Each entry below should be returned exactly as is, with the pictures removed.

**Data lines**.
* begin *
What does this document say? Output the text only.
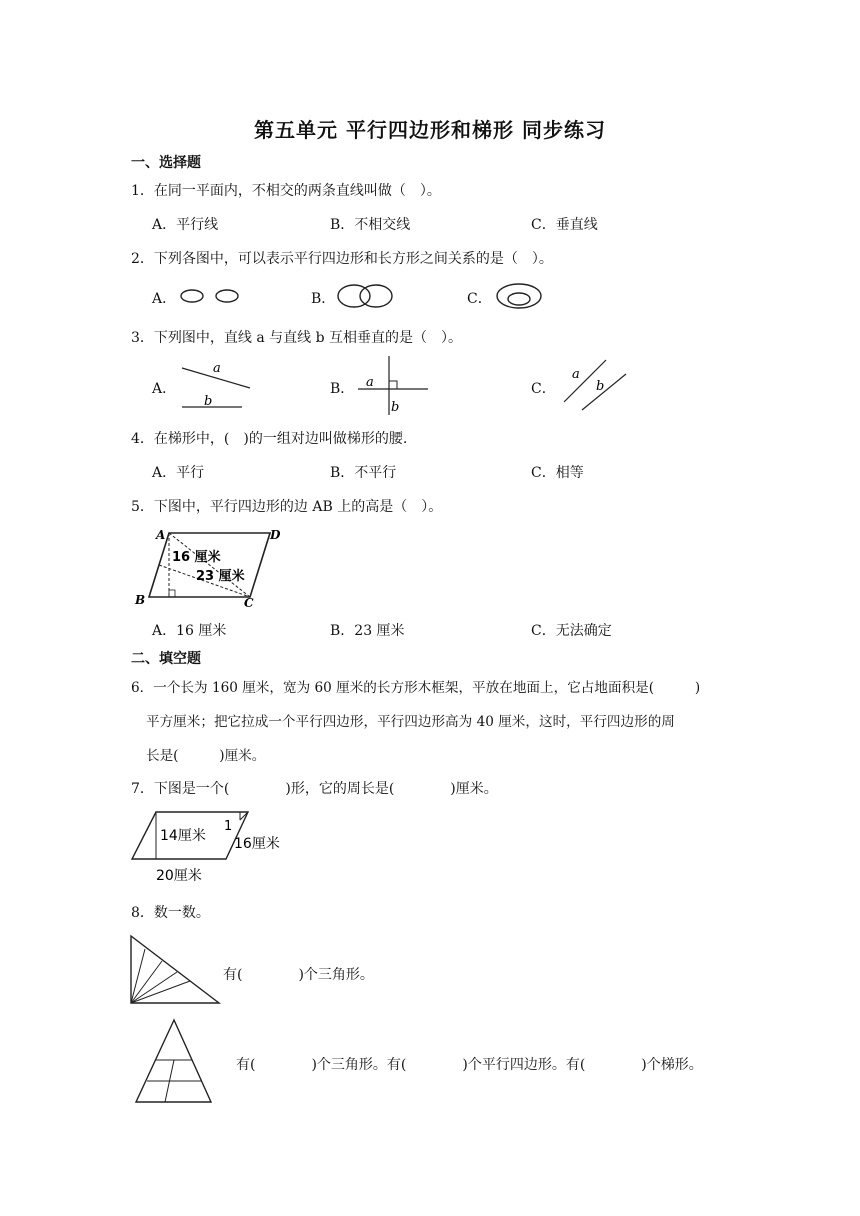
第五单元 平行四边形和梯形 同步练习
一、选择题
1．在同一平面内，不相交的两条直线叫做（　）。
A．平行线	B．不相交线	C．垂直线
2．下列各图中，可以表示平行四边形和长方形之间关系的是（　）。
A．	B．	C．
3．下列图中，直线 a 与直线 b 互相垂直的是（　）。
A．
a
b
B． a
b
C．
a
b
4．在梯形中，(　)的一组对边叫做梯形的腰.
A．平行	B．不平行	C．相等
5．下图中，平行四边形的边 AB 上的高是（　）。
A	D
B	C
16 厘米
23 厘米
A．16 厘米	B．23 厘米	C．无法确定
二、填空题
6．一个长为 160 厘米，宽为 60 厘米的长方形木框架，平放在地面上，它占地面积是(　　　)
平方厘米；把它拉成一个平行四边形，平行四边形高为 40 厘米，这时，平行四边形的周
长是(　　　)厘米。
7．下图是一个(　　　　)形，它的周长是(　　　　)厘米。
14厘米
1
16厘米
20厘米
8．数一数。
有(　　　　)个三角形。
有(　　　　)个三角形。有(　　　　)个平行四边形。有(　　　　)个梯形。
* end *
**Result of this task**.
What does this document say? Output the text only.
第五单元 平行四边形和梯形 同步练习
一、选择题
1．在同一平面内，不相交的两条直线叫做（　）。
A．平行线	B．不相交线	C．垂直线
2．下列各图中，可以表示平行四边形和长方形之间关系的是（　）。
A．	B．	C．
3．下列图中，直线 a 与直线 b 互相垂直的是（　）。
A．
a
b
B． a
b
C．
a
b
4．在梯形中，(　)的一组对边叫做梯形的腰.
A．平行	B．不平行	C．相等
5．下图中，平行四边形的边 AB 上的高是（　）。
A	D
B	C
16 厘米
23 厘米
A．16 厘米	B．23 厘米	C．无法确定
二、填空题
6．一个长为 160 厘米，宽为 60 厘米的长方形木框架，平放在地面上，它占地面积是(　　　)
平方厘米；把它拉成一个平行四边形，平行四边形高为 40 厘米，这时，平行四边形的周
长是(　　　)厘米。
7．下图是一个(　　　　)形，它的周长是(　　　　)厘米。
14厘米
1
16厘米
20厘米
8．数一数。
有(　　　　)个三角形。
有(　　　　)个三角形。有(　　　　)个平行四边形。有(　　　　)个梯形。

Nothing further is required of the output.